• Short task:
Make an exact copy of the entries below.

— START —

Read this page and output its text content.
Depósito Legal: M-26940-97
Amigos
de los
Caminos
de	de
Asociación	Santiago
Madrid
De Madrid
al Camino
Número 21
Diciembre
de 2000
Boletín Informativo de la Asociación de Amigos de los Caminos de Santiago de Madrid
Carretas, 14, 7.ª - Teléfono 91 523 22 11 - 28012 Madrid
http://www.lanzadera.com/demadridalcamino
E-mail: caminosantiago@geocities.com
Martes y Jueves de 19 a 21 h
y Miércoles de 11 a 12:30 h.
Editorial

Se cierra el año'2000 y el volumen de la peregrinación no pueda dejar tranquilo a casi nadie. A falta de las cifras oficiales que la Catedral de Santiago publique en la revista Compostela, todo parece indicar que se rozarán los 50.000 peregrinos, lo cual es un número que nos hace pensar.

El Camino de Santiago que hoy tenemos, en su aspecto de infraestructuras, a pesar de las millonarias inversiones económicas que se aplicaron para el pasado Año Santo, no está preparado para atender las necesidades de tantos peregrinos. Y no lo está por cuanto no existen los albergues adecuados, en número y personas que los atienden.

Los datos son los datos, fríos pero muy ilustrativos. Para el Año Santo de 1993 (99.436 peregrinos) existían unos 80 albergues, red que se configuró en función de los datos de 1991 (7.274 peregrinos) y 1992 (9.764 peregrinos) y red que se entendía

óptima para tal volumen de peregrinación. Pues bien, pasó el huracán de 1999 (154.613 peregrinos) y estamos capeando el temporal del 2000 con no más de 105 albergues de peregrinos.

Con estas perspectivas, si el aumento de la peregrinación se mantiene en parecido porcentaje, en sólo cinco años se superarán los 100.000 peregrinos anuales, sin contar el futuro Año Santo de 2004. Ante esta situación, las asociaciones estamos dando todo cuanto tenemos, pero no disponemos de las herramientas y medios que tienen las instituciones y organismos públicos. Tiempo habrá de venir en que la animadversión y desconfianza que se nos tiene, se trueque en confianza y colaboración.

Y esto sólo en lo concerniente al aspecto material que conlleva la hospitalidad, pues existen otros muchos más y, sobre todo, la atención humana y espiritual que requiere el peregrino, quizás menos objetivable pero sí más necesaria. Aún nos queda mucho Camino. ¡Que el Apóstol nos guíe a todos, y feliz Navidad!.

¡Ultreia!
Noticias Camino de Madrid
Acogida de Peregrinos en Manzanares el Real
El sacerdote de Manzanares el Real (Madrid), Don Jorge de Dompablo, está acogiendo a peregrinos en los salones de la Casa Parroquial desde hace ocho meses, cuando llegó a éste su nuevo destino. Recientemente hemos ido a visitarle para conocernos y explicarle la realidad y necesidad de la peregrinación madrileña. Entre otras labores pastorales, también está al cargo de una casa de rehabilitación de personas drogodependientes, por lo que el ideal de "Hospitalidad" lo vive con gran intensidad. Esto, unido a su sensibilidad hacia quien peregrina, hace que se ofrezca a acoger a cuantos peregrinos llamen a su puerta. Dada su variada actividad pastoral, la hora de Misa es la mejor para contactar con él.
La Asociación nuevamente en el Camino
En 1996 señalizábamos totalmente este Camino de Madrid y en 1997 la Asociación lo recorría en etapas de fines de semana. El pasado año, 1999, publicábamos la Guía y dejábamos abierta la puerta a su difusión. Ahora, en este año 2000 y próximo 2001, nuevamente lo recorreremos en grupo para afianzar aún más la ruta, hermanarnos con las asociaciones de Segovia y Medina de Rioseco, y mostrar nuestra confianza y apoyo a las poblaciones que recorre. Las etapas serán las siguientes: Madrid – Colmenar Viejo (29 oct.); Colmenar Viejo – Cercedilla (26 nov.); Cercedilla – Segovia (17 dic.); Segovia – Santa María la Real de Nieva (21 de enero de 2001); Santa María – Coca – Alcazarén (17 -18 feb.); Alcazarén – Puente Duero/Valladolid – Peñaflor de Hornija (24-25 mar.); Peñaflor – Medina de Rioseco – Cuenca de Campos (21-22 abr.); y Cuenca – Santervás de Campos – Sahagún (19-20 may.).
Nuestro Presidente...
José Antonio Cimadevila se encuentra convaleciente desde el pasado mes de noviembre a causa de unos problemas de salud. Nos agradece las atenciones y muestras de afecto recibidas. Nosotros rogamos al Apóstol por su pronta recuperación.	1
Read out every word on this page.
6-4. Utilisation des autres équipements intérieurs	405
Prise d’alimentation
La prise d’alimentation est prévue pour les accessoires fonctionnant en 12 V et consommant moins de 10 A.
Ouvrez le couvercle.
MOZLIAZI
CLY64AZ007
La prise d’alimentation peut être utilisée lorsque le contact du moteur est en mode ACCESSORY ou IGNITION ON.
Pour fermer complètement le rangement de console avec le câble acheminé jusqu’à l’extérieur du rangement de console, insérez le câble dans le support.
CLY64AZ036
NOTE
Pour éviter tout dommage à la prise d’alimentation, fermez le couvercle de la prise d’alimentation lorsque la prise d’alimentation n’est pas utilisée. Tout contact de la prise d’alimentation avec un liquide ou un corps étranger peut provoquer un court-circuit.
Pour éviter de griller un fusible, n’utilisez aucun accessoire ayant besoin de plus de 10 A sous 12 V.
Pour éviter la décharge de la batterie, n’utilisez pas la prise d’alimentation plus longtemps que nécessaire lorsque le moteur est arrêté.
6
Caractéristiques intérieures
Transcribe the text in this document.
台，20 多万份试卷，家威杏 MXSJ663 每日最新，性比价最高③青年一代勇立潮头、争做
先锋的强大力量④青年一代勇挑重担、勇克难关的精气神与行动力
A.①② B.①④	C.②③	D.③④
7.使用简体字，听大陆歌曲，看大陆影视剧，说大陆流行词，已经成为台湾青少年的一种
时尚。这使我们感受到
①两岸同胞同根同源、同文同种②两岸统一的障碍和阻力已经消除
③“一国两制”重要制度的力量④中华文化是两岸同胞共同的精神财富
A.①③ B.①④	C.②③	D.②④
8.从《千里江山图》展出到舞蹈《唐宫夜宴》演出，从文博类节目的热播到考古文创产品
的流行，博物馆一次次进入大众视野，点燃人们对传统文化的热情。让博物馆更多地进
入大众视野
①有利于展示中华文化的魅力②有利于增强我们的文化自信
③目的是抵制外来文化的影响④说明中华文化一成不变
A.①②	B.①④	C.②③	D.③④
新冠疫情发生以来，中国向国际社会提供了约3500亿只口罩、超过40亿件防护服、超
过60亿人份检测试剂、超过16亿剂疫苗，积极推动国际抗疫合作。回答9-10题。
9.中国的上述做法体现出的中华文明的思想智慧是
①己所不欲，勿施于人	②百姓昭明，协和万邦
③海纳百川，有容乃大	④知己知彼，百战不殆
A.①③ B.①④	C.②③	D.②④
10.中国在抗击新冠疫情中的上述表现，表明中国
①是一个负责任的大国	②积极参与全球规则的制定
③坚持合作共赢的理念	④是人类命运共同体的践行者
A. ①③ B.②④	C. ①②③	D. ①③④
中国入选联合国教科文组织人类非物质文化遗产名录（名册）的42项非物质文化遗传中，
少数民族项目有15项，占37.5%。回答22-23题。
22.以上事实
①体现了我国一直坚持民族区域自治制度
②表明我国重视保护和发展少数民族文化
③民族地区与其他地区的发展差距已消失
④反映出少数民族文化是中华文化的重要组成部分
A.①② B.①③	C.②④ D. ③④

— END —

• Response to the task:
Read this page and output its text content.
Depósito Legal: M-26940-97
Amigos
de los
Caminos
de	de
Asociación	Santiago
Madrid
De Madrid
al Camino
Número 21
Diciembre
de 2000
Boletín Informativo de la Asociación de Amigos de los Caminos de Santiago de Madrid
Carretas, 14, 7.ª - Teléfono 91 523 22 11 - 28012 Madrid
http://www.lanzadera.com/demadridalcamino
E-mail: caminosantiago@geocities.com
Martes y Jueves de 19 a 21 h
y Miércoles de 11 a 12:30 h.
Editorial

Se cierra el año'2000 y el volumen de la peregrinación no pueda dejar tranquilo a casi nadie. A falta de las cifras oficiales que la Catedral de Santiago publique en la revista Compostela, todo parece indicar que se rozarán los 50.000 peregrinos, lo cual es un número que nos hace pensar.

El Camino de Santiago que hoy tenemos, en su aspecto de infraestructuras, a pesar de las millonarias inversiones económicas que se aplicaron para el pasado Año Santo, no está preparado para atender las necesidades de tantos peregrinos. Y no lo está por cuanto no existen los albergues adecuados, en número y personas que los atienden.

Los datos son los datos, fríos pero muy ilustrativos. Para el Año Santo de 1993 (99.436 peregrinos) existían unos 80 albergues, red que se configuró en función de los datos de 1991 (7.274 peregrinos) y 1992 (9.764 peregrinos) y red que se entendía

óptima para tal volumen de peregrinación. Pues bien, pasó el huracán de 1999 (154.613 peregrinos) y estamos capeando el temporal del 2000 con no más de 105 albergues de peregrinos.

Con estas perspectivas, si el aumento de la peregrinación se mantiene en parecido porcentaje, en sólo cinco años se superarán los 100.000 peregrinos anuales, sin contar el futuro Año Santo de 2004. Ante esta situación, las asociaciones estamos dando todo cuanto tenemos, pero no disponemos de las herramientas y medios que tienen las instituciones y organismos públicos. Tiempo habrá de venir en que la animadversión y desconfianza que se nos tiene, se trueque en confianza y colaboración.

Y esto sólo en lo concerniente al aspecto material que conlleva la hospitalidad, pues existen otros muchos más y, sobre todo, la atención humana y espiritual que requiere el peregrino, quizás menos objetivable pero sí más necesaria. Aún nos queda mucho Camino. ¡Que el Apóstol nos guíe a todos, y feliz Navidad!.

¡Ultreia!
Noticias Camino de Madrid
Acogida de Peregrinos en Manzanares el Real
El sacerdote de Manzanares el Real (Madrid), Don Jorge de Dompablo, está acogiendo a peregrinos en los salones de la Casa Parroquial desde hace ocho meses, cuando llegó a éste su nuevo destino. Recientemente hemos ido a visitarle para conocernos y explicarle la realidad y necesidad de la peregrinación madrileña. Entre otras labores pastorales, también está al cargo de una casa de rehabilitación de personas drogodependientes, por lo que el ideal de "Hospitalidad" lo vive con gran intensidad. Esto, unido a su sensibilidad hacia quien peregrina, hace que se ofrezca a acoger a cuantos peregrinos llamen a su puerta. Dada su variada actividad pastoral, la hora de Misa es la mejor para contactar con él.
La Asociación nuevamente en el Camino
En 1996 señalizábamos totalmente este Camino de Madrid y en 1997 la Asociación lo recorría en etapas de fines de semana. El pasado año, 1999, publicábamos la Guía y dejábamos abierta la puerta a su difusión. Ahora, en este año 2000 y próximo 2001, nuevamente lo recorreremos en grupo para afianzar aún más la ruta, hermanarnos con las asociaciones de Segovia y Medina de Rioseco, y mostrar nuestra confianza y apoyo a las poblaciones que recorre. Las etapas serán las siguientes: Madrid – Colmenar Viejo (29 oct.); Colmenar Viejo – Cercedilla (26 nov.); Cercedilla – Segovia (17 dic.); Segovia – Santa María la Real de Nieva (21 de enero de 2001); Santa María – Coca – Alcazarén (17 -18 feb.); Alcazarén – Puente Duero/Valladolid – Peñaflor de Hornija (24-25 mar.); Peñaflor – Medina de Rioseco – Cuenca de Campos (21-22 abr.); y Cuenca – Santervás de Campos – Sahagún (19-20 may.).
Nuestro Presidente...
José Antonio Cimadevila se encuentra convaleciente desde el pasado mes de noviembre a causa de unos problemas de salud. Nos agradece las atenciones y muestras de afecto recibidas. Nosotros rogamos al Apóstol por su pronta recuperación.	1
Read out every word on this page.
6-4. Utilisation des autres équipements intérieurs	405
Prise d’alimentation
La prise d’alimentation est prévue pour les accessoires fonctionnant en 12 V et consommant moins de 10 A.
Ouvrez le couvercle.
MOZLIAZI
CLY64AZ007
La prise d’alimentation peut être utilisée lorsque le contact du moteur est en mode ACCESSORY ou IGNITION ON.
Pour fermer complètement le rangement de console avec le câble acheminé jusqu’à l’extérieur du rangement de console, insérez le câble dans le support.
CLY64AZ036
NOTE
Pour éviter tout dommage à la prise d’alimentation, fermez le couvercle de la prise d’alimentation lorsque la prise d’alimentation n’est pas utilisée. Tout contact de la prise d’alimentation avec un liquide ou un corps étranger peut provoquer un court-circuit.
Pour éviter de griller un fusible, n’utilisez aucun accessoire ayant besoin de plus de 10 A sous 12 V.
Pour éviter la décharge de la batterie, n’utilisez pas la prise d’alimentation plus longtemps que nécessaire lorsque le moteur est arrêté.
6
Caractéristiques intérieures
Transcribe the text in this document.
台，20 多万份试卷，家威杏 MXSJ663 每日最新，性比价最高③青年一代勇立潮头、争做
先锋的强大力量④青年一代勇挑重担、勇克难关的精气神与行动力
A.①② B.①④	C.②③	D.③④
7.使用简体字，听大陆歌曲，看大陆影视剧，说大陆流行词，已经成为台湾青少年的一种
时尚。这使我们感受到
①两岸同胞同根同源、同文同种②两岸统一的障碍和阻力已经消除
③“一国两制”重要制度的力量④中华文化是两岸同胞共同的精神财富
A.①③ B.①④	C.②③	D.②④
8.从《千里江山图》展出到舞蹈《唐宫夜宴》演出，从文博类节目的热播到考古文创产品
的流行，博物馆一次次进入大众视野，点燃人们对传统文化的热情。让博物馆更多地进
入大众视野
①有利于展示中华文化的魅力②有利于增强我们的文化自信
③目的是抵制外来文化的影响④说明中华文化一成不变
A.①②	B.①④	C.②③	D.③④
新冠疫情发生以来，中国向国际社会提供了约3500亿只口罩、超过40亿件防护服、超
过60亿人份检测试剂、超过16亿剂疫苗，积极推动国际抗疫合作。回答9-10题。
9.中国的上述做法体现出的中华文明的思想智慧是
①己所不欲，勿施于人	②百姓昭明，协和万邦
③海纳百川，有容乃大	④知己知彼，百战不殆
A.①③ B.①④	C.②③	D.②④
10.中国在抗击新冠疫情中的上述表现，表明中国
①是一个负责任的大国	②积极参与全球规则的制定
③坚持合作共赢的理念	④是人类命运共同体的践行者
A. ①③ B.②④	C. ①②③	D. ①③④
中国入选联合国教科文组织人类非物质文化遗产名录（名册）的42项非物质文化遗传中，
少数民族项目有15项，占37.5%。回答22-23题。
22.以上事实
①体现了我国一直坚持民族区域自治制度
②表明我国重视保护和发展少数民族文化
③民族地区与其他地区的发展差距已消失
④反映出少数民族文化是中华文化的重要组成部分
A.①② B.①③	C.②④ D. ③④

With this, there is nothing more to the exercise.